───── THE DATA

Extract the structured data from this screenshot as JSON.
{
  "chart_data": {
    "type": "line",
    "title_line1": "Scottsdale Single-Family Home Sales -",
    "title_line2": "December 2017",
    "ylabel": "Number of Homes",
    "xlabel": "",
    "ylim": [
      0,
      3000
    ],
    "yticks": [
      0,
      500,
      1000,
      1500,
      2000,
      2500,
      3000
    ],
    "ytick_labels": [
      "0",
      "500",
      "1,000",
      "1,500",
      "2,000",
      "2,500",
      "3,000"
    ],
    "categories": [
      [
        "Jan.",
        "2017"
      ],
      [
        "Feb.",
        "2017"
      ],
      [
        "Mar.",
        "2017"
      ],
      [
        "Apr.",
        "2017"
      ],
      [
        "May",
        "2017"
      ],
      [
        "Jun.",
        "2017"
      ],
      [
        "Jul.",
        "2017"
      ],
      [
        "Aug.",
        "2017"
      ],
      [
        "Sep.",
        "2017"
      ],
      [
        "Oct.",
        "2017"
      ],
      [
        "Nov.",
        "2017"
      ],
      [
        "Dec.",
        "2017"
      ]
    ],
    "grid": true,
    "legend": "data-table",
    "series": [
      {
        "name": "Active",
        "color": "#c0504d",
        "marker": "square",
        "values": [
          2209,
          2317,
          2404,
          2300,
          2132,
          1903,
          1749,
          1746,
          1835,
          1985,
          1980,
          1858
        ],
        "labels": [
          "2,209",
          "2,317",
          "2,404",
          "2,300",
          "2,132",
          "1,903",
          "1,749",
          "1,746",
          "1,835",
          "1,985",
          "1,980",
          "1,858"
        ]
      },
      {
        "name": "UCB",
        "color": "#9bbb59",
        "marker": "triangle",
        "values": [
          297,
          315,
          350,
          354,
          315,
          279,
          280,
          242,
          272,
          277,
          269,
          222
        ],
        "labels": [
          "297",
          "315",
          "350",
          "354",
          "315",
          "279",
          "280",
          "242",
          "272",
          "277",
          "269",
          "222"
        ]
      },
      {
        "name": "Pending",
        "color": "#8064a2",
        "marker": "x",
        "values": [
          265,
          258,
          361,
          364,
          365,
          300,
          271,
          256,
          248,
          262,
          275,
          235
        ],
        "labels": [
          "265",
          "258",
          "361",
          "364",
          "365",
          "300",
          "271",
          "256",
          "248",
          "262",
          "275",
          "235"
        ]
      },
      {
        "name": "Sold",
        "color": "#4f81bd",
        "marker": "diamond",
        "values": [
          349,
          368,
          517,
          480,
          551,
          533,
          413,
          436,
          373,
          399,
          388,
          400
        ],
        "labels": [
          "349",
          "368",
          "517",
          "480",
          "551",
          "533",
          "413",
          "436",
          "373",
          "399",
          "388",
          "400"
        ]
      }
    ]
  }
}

──────────

**EXERCISE:**
Nothing may be left out: return each entry exactly as it reads.

**OUTPUT BELOW:**
Extract the structured data from this screenshot as JSON.
{
  "chart_data": {
    "type": "line",
    "title_line1": "Scottsdale Single-Family Home Sales -",
    "title_line2": "December 2017",
    "ylabel": "Number of Homes",
    "xlabel": "",
    "ylim": [
      0,
      3000
    ],
    "yticks": [
      0,
      500,
      1000,
      1500,
      2000,
      2500,
      3000
    ],
    "ytick_labels": [
      "0",
      "500",
      "1,000",
      "1,500",
      "2,000",
      "2,500",
      "3,000"
    ],
    "categories": [
      [
        "Jan.",
        "2017"
      ],
      [
        "Feb.",
        "2017"
      ],
      [
        "Mar.",
        "2017"
      ],
      [
        "Apr.",
        "2017"
      ],
      [
        "May",
        "2017"
      ],
      [
        "Jun.",
        "2017"
      ],
      [
        "Jul.",
        "2017"
      ],
      [
        "Aug.",
        "2017"
      ],
      [
        "Sep.",
        "2017"
      ],
      [
        "Oct.",
        "2017"
      ],
      [
        "Nov.",
        "2017"
      ],
      [
        "Dec.",
        "2017"
      ]
    ],
    "grid": true,
    "legend": "data-table",
    "series": [
      {
        "name": "Active",
        "color": "#c0504d",
        "marker": "square",
        "values": [
          2209,
          2317,
          2404,
          2300,
          2132,
          1903,
          1749,
          1746,
          1835,
          1985,
          1980,
          1858
        ],
        "labels": [
          "2,209",
          "2,317",
          "2,404",
          "2,300",
          "2,132",
          "1,903",
          "1,749",
          "1,746",
          "1,835",
          "1,985",
          "1,980",
          "1,858"
        ]
      },
      {
        "name": "UCB",
        "color": "#9bbb59",
        "marker": "triangle",
        "values": [
          297,
          315,
          350,
          354,
          315,
          279,
          280,
          242,
          272,
          277,
          269,
          222
        ],
        "labels": [
          "297",
          "315",
          "350",
          "354",
          "315",
          "279",
          "280",
          "242",
          "272",
          "277",
          "269",
          "222"
        ]
      },
      {
        "name": "Pending",
        "color": "#8064a2",
        "marker": "x",
        "values": [
          265,
          258,
          361,
          364,
          365,
          300,
          271,
          256,
          248,
          262,
          275,
          235
        ],
        "labels": [
          "265",
          "258",
          "361",
          "364",
          "365",
          "300",
          "271",
          "256",
          "248",
          "262",
          "275",
          "235"
        ]
      },
      {
        "name": "Sold",
        "color": "#4f81bd",
        "marker": "diamond",
        "values": [
          349,
          368,
          517,
          480,
          551,
          533,
          413,
          436,
          373,
          399,
          388,
          400
        ],
        "labels": [
          "349",
          "368",
          "517",
          "480",
          "551",
          "533",
          "413",
          "436",
          "373",
          "399",
          "388",
          "400"
        ]
      }
    ]
  }
}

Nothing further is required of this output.